▶ **What is asked**
Lay out the lines below as a JSON list of strings, one string per line, leaving out any blank lines.

▶ **Entries**

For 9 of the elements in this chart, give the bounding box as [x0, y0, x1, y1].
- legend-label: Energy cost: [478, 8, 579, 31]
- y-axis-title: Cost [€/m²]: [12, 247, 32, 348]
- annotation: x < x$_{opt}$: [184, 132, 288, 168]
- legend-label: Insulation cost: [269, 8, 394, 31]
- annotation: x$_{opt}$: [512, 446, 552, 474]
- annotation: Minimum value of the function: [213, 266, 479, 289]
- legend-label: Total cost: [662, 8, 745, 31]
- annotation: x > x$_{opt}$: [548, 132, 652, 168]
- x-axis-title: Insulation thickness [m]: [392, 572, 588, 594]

▶ **Written response**
[
  "For 9 of the elements in this chart, give the bounding box as [x0, y0, x1, y1].",
  "- legend-label: Energy cost: [478, 8, 579, 31]",
  "- y-axis-title: Cost [€/m²]: [12, 247, 32, 348]",
  "- annotation: x < x$_{opt}$: [184, 132, 288, 168]",
  "- legend-label: Insulation cost: [269, 8, 394, 31]",
  "- annotation: x$_{opt}$: [512, 446, 552, 474]",
  "- annotation: Minimum value of the function: [213, 266, 479, 289]",
  "- legend-label: Total cost: [662, 8, 745, 31]",
  "- annotation: x > x$_{opt}$: [548, 132, 652, 168]",
  "- x-axis-title: Insulation thickness [m]: [392, 572, 588, 594]"
]